/---
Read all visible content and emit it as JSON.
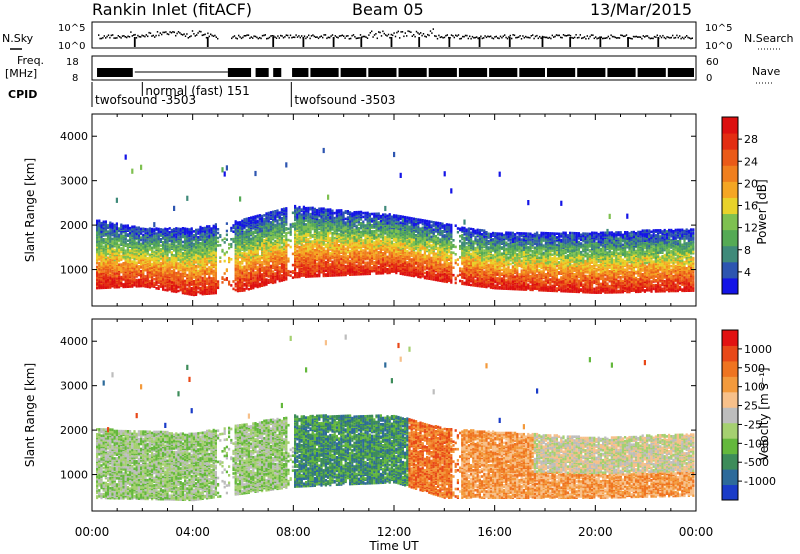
{
  "header": {
    "station": "Rankin Inlet (fitACF)",
    "beam": "Beam 05",
    "date": "13/Mar/2015"
  },
  "top_panels": {
    "nsky": {
      "label": "N.Sky",
      "ticks": [
        "10^5",
        "10^0"
      ]
    },
    "nsearch": {
      "label": "N.Search",
      "ticks": [
        "10^5",
        "10^0"
      ]
    },
    "freq": {
      "label_1": "Freq.",
      "label_2": "[MHz]",
      "ticks": [
        "18",
        "8"
      ]
    },
    "nave": {
      "label": "Nave",
      "ticks": [
        "60",
        "0"
      ]
    },
    "cpid": {
      "label": "CPID",
      "segments": [
        {
          "text": "twofsound -3503",
          "start_hour": 0.0,
          "row": 2
        },
        {
          "text": "normal (fast) 151",
          "start_hour": 2.0,
          "row": 1
        },
        {
          "text": "twofsound -3503",
          "start_hour": 7.92,
          "row": 2
        }
      ]
    }
  },
  "chart_data": [
    {
      "type": "heatmap",
      "title": "Power",
      "xlabel": "Time UT",
      "ylabel": "Slant Range [km]",
      "xlim": [
        0,
        24
      ],
      "ylim": [
        180,
        4500
      ],
      "x_tick_labels": [
        "00:00",
        "04:00",
        "08:00",
        "12:00",
        "16:00",
        "20:00",
        "00:00"
      ],
      "y_ticks": [
        1000,
        2000,
        3000,
        4000
      ],
      "colorbar": {
        "label": "Power [dB]",
        "ticks": [
          4,
          8,
          12,
          16,
          20,
          24,
          28
        ],
        "range": [
          0,
          32
        ],
        "colors": [
          "#1414e6",
          "#2d55b0",
          "#3f8a7a",
          "#55aa55",
          "#7ec050",
          "#e8d22a",
          "#f5a623",
          "#f07f1e",
          "#ea5a18",
          "#e32d12",
          "#dd1010"
        ]
      },
      "main_echo_band_km": [
        {
          "hour": 0,
          "low": 550,
          "high": 2100
        },
        {
          "hour": 2,
          "low": 600,
          "high": 1900
        },
        {
          "hour": 4,
          "low": 400,
          "high": 1900
        },
        {
          "hour": 6,
          "low": 500,
          "high": 2100
        },
        {
          "hour": 8,
          "low": 800,
          "high": 2400
        },
        {
          "hour": 12,
          "low": 900,
          "high": 2200
        },
        {
          "hour": 14,
          "low": 700,
          "high": 2000
        },
        {
          "hour": 16,
          "low": 550,
          "high": 1800
        },
        {
          "hour": 20,
          "low": 450,
          "high": 1800
        },
        {
          "hour": 24,
          "low": 500,
          "high": 1900
        }
      ]
    },
    {
      "type": "heatmap",
      "title": "Velocity",
      "xlabel": "Time UT",
      "ylabel": "Slant Range [km]",
      "xlim": [
        0,
        24
      ],
      "ylim": [
        180,
        4500
      ],
      "x_tick_labels": [
        "00:00",
        "04:00",
        "08:00",
        "12:00",
        "16:00",
        "20:00",
        "00:00"
      ],
      "y_ticks": [
        1000,
        2000,
        3000,
        4000
      ],
      "colorbar": {
        "label": "Velocity [m s⁻¹]",
        "ticks": [
          "1000",
          "500",
          "100",
          "25",
          "-25",
          "-100",
          "-500",
          "-1000"
        ],
        "colors": [
          "#1a3cc8",
          "#2d6a9a",
          "#3d8c5a",
          "#64b83c",
          "#a5d070",
          "#bdbdbd",
          "#f7c08a",
          "#f39a3c",
          "#ef7420",
          "#e84818",
          "#e21212"
        ]
      },
      "main_echo_band_km": [
        {
          "hour": 0,
          "low": 450,
          "high": 2000
        },
        {
          "hour": 4,
          "low": 400,
          "high": 1900
        },
        {
          "hour": 8,
          "low": 700,
          "high": 2300
        },
        {
          "hour": 12,
          "low": 800,
          "high": 2300
        },
        {
          "hour": 14,
          "low": 450,
          "high": 2000
        },
        {
          "hour": 20,
          "low": 450,
          "high": 1800
        },
        {
          "hour": 24,
          "low": 500,
          "high": 1900
        }
      ]
    }
  ]
}
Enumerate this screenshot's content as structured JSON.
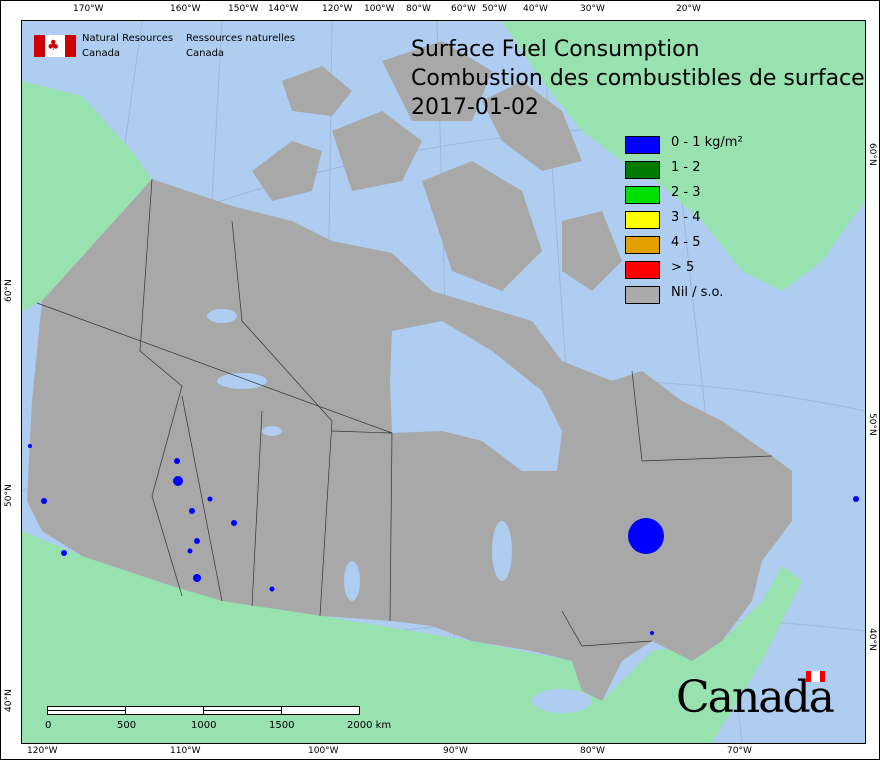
{
  "agency": {
    "en_line1": "Natural Resources",
    "en_line2": "Canada",
    "fr_line1": "Ressources naturelles",
    "fr_line2": "Canada"
  },
  "title": {
    "en": "Surface Fuel Consumption",
    "fr": "Combustion des combustibles de surface",
    "date": "2017-01-02"
  },
  "legend": [
    {
      "label": "0 - 1 kg/m²",
      "color": "#0000ff"
    },
    {
      "label": "1 - 2",
      "color": "#007a00"
    },
    {
      "label": "2 - 3",
      "color": "#00e000"
    },
    {
      "label": "3 - 4",
      "color": "#ffff00"
    },
    {
      "label": "4 - 5",
      "color": "#e0a000"
    },
    {
      "label": "> 5",
      "color": "#ff0000"
    },
    {
      "label": "Nil / s.o.",
      "color": "#aaaaaa"
    }
  ],
  "top_ticks": [
    "170°W",
    "160°W",
    "150°W",
    "140°W",
    "120°W",
    "100°W",
    "80°W",
    "60°W",
    "50°W",
    "40°W",
    "30°W",
    "20°W"
  ],
  "bottom_ticks": [
    "120°W",
    "110°W",
    "100°W",
    "90°W",
    "80°W",
    "70°W"
  ],
  "left_ticks": [
    "60°N",
    "50°N",
    "40°N"
  ],
  "right_ticks": [
    "60°N",
    "50°N",
    "40°N"
  ],
  "scale": {
    "labels": [
      "0",
      "500",
      "1000",
      "1500",
      "2000  km"
    ]
  },
  "wordmark": "Canada",
  "colors": {
    "ocean": "#aecdf0",
    "land_canada": "#a8a8a8",
    "land_other": "#98e2b0",
    "fire": "#0000ff"
  }
}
\---
(AIM OF THE TASK) Drop the images and repeat the data exactly.

(RIGHT ANSWER)
Read all visible content and emit it as JSON.
{
  "header": {
    "station": "Rankin Inlet (fitACF)",
    "beam": "Beam 05",
    "date": "13/Mar/2015"
  },
  "top_panels": {
    "nsky": {
      "label": "N.Sky",
      "ticks": [
        "10^5",
        "10^0"
      ]
    },
    "nsearch": {
      "label": "N.Search",
      "ticks": [
        "10^5",
        "10^0"
      ]
    },
    "freq": {
      "label_1": "Freq.",
      "label_2": "[MHz]",
      "ticks": [
        "18",
        "8"
      ]
    },
    "nave": {
      "label": "Nave",
      "ticks": [
        "60",
        "0"
      ]
    },
    "cpid": {
      "label": "CPID",
      "segments": [
        {
          "text": "twofsound -3503",
          "start_hour": 0.0,
          "row": 2
        },
        {
          "text": "normal (fast) 151",
          "start_hour": 2.0,
          "row": 1
        },
        {
          "text": "twofsound -3503",
          "start_hour": 7.92,
          "row": 2
        }
      ]
    }
  },
  "chart_data": [
    {
      "type": "heatmap",
      "title": "Power",
      "xlabel": "Time UT",
      "ylabel": "Slant Range [km]",
      "xlim": [
        0,
        24
      ],
      "ylim": [
        180,
        4500
      ],
      "x_tick_labels": [
        "00:00",
        "04:00",
        "08:00",
        "12:00",
        "16:00",
        "20:00",
        "00:00"
      ],
      "y_ticks": [
        1000,
        2000,
        3000,
        4000
      ],
      "colorbar": {
        "label": "Power [dB]",
        "ticks": [
          4,
          8,
          12,
          16,
          20,
          24,
          28
        ],
        "range": [
          0,
          32
        ],
        "colors": [
          "#1414e6",
          "#2d55b0",
          "#3f8a7a",
          "#55aa55",
          "#7ec050",
          "#e8d22a",
          "#f5a623",
          "#f07f1e",
          "#ea5a18",
          "#e32d12",
          "#dd1010"
        ]
      },
      "main_echo_band_km": [
        {
          "hour": 0,
          "low": 550,
          "high": 2100
        },
        {
          "hour": 2,
          "low": 600,
          "high": 1900
        },
        {
          "hour": 4,
          "low": 400,
          "high": 1900
        },
        {
          "hour": 6,
          "low": 500,
          "high": 2100
        },
        {
          "hour": 8,
          "low": 800,
          "high": 2400
        },
        {
          "hour": 12,
          "low": 900,
          "high": 2200
        },
        {
          "hour": 14,
          "low": 700,
          "high": 2000
        },
        {
          "hour": 16,
          "low": 550,
          "high": 1800
        },
        {
          "hour": 20,
          "low": 450,
          "high": 1800
        },
        {
          "hour": 24,
          "low": 500,
          "high": 1900
        }
      ]
    },
    {
      "type": "heatmap",
      "title": "Velocity",
      "xlabel": "Time UT",
      "ylabel": "Slant Range [km]",
      "xlim": [
        0,
        24
      ],
      "ylim": [
        180,
        4500
      ],
      "x_tick_labels": [
        "00:00",
        "04:00",
        "08:00",
        "12:00",
        "16:00",
        "20:00",
        "00:00"
      ],
      "y_ticks": [
        1000,
        2000,
        3000,
        4000
      ],
      "colorbar": {
        "label": "Velocity [m s⁻¹]",
        "ticks": [
          "1000",
          "500",
          "100",
          "25",
          "-25",
          "-100",
          "-500",
          "-1000"
        ],
        "colors": [
          "#1a3cc8",
          "#2d6a9a",
          "#3d8c5a",
          "#64b83c",
          "#a5d070",
          "#bdbdbd",
          "#f7c08a",
          "#f39a3c",
          "#ef7420",
          "#e84818",
          "#e21212"
        ]
      },
      "main_echo_band_km": [
        {
          "hour": 0,
          "low": 450,
          "high": 2000
        },
        {
          "hour": 4,
          "low": 400,
          "high": 1900
        },
        {
          "hour": 8,
          "low": 700,
          "high": 2300
        },
        {
          "hour": 12,
          "low": 800,
          "high": 2300
        },
        {
          "hour": 14,
          "low": 450,
          "high": 2000
        },
        {
          "hour": 20,
          "low": 450,
          "high": 1800
        },
        {
          "hour": 24,
          "low": 500,
          "high": 1900
        }
      ]
    }
  ]
}
Enumerate this screenshot's content as structured JSON.
{
  "agency": {
    "en_line1": "Natural Resources",
    "en_line2": "Canada",
    "fr_line1": "Ressources naturelles",
    "fr_line2": "Canada"
  },
  "title": {
    "en": "Surface Fuel Consumption",
    "fr": "Combustion des combustibles de surface",
    "date": "2017-01-02"
  },
  "legend": [
    {
      "label": "0 - 1 kg/m²",
      "color": "#0000ff"
    },
    {
      "label": "1 - 2",
      "color": "#007a00"
    },
    {
      "label": "2 - 3",
      "color": "#00e000"
    },
    {
      "label": "3 - 4",
      "color": "#ffff00"
    },
    {
      "label": "4 - 5",
      "color": "#e0a000"
    },
    {
      "label": "> 5",
      "color": "#ff0000"
    },
    {
      "label": "Nil / s.o.",
      "color": "#aaaaaa"
    }
  ],
  "top_ticks": [
    "170°W",
    "160°W",
    "150°W",
    "140°W",
    "120°W",
    "100°W",
    "80°W",
    "60°W",
    "50°W",
    "40°W",
    "30°W",
    "20°W"
  ],
  "bottom_ticks": [
    "120°W",
    "110°W",
    "100°W",
    "90°W",
    "80°W",
    "70°W"
  ],
  "left_ticks": [
    "60°N",
    "50°N",
    "40°N"
  ],
  "right_ticks": [
    "60°N",
    "50°N",
    "40°N"
  ],
  "scale": {
    "labels": [
      "0",
      "500",
      "1000",
      "1500",
      "2000  km"
    ]
  },
  "wordmark": "Canada",
  "colors": {
    "ocean": "#aecdf0",
    "land_canada": "#a8a8a8",
    "land_other": "#98e2b0",
    "fire": "#0000ff"
  }
}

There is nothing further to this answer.